Exercise brief: Give the number of lines that include the word "Firme", nothing more.

Records from a collection
..............................
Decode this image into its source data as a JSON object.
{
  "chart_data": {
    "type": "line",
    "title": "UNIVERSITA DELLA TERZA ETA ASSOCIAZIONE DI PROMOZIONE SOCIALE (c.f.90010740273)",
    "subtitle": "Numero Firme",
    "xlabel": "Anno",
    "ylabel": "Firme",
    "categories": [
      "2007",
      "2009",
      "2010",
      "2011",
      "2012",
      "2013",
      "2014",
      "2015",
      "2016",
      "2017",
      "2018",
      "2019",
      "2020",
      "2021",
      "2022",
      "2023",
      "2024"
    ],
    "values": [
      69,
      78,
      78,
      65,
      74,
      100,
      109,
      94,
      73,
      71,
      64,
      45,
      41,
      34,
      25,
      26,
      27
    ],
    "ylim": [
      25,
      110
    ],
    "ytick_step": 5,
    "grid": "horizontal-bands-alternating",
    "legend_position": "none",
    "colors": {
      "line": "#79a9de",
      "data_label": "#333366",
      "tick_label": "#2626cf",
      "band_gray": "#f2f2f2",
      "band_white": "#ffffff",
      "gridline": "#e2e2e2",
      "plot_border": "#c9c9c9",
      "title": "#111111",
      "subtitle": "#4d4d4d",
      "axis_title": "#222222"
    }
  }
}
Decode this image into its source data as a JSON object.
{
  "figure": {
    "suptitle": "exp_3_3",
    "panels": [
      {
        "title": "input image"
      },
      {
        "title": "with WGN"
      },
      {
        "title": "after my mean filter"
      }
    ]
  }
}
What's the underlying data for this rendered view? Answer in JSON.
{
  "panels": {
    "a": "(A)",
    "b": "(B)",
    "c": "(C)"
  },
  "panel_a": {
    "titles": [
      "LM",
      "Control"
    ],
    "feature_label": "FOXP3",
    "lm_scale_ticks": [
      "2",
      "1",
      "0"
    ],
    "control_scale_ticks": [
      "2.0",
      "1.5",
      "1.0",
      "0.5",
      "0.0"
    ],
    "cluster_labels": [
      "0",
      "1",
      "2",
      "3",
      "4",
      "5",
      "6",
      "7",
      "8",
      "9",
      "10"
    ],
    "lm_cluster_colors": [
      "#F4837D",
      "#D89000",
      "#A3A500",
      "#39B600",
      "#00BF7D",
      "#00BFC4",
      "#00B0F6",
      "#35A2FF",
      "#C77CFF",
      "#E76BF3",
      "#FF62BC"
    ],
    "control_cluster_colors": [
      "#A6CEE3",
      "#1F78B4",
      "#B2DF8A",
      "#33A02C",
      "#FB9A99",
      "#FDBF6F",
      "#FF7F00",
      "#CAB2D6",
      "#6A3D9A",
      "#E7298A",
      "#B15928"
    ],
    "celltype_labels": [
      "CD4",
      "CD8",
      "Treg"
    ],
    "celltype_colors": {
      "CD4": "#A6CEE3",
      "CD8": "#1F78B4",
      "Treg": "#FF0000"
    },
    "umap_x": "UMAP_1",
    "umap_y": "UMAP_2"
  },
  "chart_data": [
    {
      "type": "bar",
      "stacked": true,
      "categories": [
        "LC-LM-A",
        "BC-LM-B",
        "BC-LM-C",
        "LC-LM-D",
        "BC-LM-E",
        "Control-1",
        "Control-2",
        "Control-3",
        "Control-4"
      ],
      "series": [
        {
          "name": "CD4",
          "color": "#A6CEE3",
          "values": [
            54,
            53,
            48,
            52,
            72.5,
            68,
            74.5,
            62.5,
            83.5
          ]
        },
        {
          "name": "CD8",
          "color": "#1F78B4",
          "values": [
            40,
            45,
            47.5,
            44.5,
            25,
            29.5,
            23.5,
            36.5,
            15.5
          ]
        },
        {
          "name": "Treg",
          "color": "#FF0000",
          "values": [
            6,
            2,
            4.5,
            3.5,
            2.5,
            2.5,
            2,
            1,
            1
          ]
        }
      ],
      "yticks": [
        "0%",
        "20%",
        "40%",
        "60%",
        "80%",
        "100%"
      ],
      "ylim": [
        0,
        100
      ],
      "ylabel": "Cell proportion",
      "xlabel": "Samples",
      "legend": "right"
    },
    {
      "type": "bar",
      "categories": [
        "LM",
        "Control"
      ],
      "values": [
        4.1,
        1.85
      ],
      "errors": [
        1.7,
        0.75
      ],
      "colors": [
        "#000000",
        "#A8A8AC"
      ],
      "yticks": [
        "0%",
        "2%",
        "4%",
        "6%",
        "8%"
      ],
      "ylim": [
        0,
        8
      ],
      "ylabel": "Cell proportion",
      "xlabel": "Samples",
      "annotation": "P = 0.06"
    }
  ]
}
..............................
Task result: 2